**Task brief**
Rewrite all the rows below as a Markdown table with two columns, "No." and "Content", giving each row its number and skipping any blank lines.

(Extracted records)
-=-=-

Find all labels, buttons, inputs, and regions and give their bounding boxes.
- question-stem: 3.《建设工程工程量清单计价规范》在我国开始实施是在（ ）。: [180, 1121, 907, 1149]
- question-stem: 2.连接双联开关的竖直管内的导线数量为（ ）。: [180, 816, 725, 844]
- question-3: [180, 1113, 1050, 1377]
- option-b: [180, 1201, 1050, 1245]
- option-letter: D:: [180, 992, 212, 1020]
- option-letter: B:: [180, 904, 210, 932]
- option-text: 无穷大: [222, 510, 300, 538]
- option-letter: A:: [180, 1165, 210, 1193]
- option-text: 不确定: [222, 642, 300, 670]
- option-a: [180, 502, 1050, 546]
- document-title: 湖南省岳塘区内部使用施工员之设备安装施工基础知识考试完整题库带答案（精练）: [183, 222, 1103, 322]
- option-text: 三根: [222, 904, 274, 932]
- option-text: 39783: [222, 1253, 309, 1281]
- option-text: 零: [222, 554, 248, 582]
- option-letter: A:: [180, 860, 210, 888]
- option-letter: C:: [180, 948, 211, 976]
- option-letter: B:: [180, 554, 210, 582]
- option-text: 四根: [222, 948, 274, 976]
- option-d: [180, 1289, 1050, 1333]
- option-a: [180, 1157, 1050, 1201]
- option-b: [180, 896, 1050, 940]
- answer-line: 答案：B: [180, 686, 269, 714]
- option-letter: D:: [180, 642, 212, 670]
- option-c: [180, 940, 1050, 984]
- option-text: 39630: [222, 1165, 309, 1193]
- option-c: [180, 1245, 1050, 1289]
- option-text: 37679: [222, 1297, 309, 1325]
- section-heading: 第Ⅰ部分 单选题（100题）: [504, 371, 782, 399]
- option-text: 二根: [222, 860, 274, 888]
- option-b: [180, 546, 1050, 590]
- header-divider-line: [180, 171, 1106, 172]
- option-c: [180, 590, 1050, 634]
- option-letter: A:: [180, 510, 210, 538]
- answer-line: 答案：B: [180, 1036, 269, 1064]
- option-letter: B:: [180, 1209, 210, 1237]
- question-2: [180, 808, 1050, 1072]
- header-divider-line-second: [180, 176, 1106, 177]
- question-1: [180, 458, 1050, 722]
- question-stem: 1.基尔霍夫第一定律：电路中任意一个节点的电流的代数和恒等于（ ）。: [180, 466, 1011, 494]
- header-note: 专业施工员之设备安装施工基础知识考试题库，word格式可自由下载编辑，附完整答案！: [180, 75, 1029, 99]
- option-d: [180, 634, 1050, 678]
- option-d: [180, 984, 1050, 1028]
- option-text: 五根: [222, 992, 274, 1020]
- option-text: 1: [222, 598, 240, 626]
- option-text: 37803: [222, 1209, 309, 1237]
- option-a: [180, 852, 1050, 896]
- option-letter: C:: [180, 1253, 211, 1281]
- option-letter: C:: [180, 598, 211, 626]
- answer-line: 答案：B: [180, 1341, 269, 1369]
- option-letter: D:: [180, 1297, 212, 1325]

-=-=-

**Solution for this exercise**
| No. | Content |
|---|---|
| 1 | Find all labels, buttons, inputs, and regions and give their bounding boxes. |
| 2 | - question-stem: 3.《建设工程工程量清单计价规范》在我国开始实施是在（ ）。: [180, 1121, 907, 1149] |
| 3 | - question-stem: 2.连接双联开关的竖直管内的导线数量为（ ）。: [180, 816, 725, 844] |
| 4 | - question-3: [180, 1113, 1050, 1377] |
| 5 | - option-b: [180, 1201, 1050, 1245] |
| 6 | - option-letter: D:: [180, 992, 212, 1020] |
| 7 | - option-letter: B:: [180, 904, 210, 932] |
| 8 | - option-text: 无穷大: [222, 510, 300, 538] |
| 9 | - option-letter: A:: [180, 1165, 210, 1193] |
| 10 | - option-text: 不确定: [222, 642, 300, 670] |
| 11 | - option-a: [180, 502, 1050, 546] |
| 12 | - document-title: 湖南省岳塘区内部使用施工员之设备安装施工基础知识考试完整题库带答案（精练）: [183, 222, 1103, 322] |
| 13 | - option-text: 三根: [222, 904, 274, 932] |
| 14 | - option-text: 39783: [222, 1253, 309, 1281] |
| 15 | - option-text: 零: [222, 554, 248, 582] |
| 16 | - option-letter: A:: [180, 860, 210, 888] |
| 17 | - option-letter: C:: [180, 948, 211, 976] |
| 18 | - option-letter: B:: [180, 554, 210, 582] |
| 19 | - option-text: 四根: [222, 948, 274, 976] |
| 20 | - option-d: [180, 1289, 1050, 1333] |
| 21 | - option-a: [180, 1157, 1050, 1201] |
| 22 | - option-b: [180, 896, 1050, 940] |
| 23 | - answer-line: 答案：B: [180, 686, 269, 714] |
| 24 | - option-letter: D:: [180, 642, 212, 670] |
| 25 | - option-c: [180, 940, 1050, 984] |
| 26 | - option-text: 39630: [222, 1165, 309, 1193] |
| 27 | - option-c: [180, 1245, 1050, 1289] |
| 28 | - option-text: 37679: [222, 1297, 309, 1325] |
| 29 | - section-heading: 第Ⅰ部分 单选题（100题）: [504, 371, 782, 399] |
| 30 | - option-text: 二根: [222, 860, 274, 888] |
| 31 | - option-b: [180, 546, 1050, 590] |
| 32 | - header-divider-line: [180, 171, 1106, 172] |
| 33 | - option-c: [180, 590, 1050, 634] |
| 34 | - option-letter: A:: [180, 510, 210, 538] |
| 35 | - answer-line: 答案：B: [180, 1036, 269, 1064] |
| 36 | - option-letter: B:: [180, 1209, 210, 1237] |
| 37 | - question-2: [180, 808, 1050, 1072] |
| 38 | - header-divider-line-second: [180, 176, 1106, 177] |
| 39 | - question-1: [180, 458, 1050, 722] |
| 40 | - question-stem: 1.基尔霍夫第一定律：电路中任意一个节点的电流的代数和恒等于（ ）。: [180, 466, 1011, 494] |
| 41 | - header-note: 专业施工员之设备安装施工基础知识考试题库，word格式可自由下载编辑，附完整答案！: [180, 75, 1029, 99] |
| 42 | - option-d: [180, 634, 1050, 678] |
| 43 | - option-d: [180, 984, 1050, 1028] |
| 44 | - option-text: 五根: [222, 992, 274, 1020] |
| 45 | - option-text: 1: [222, 598, 240, 626] |
| 46 | - option-text: 37803: [222, 1209, 309, 1237] |
| 47 | - option-a: [180, 852, 1050, 896] |
| 48 | - option-letter: C:: [180, 1253, 211, 1281] |
| 49 | - option-letter: C:: [180, 598, 211, 626] |
| 50 | - answer-line: 答案：B: [180, 1341, 269, 1369] |
| 51 | - option-letter: D:: [180, 1297, 212, 1325] |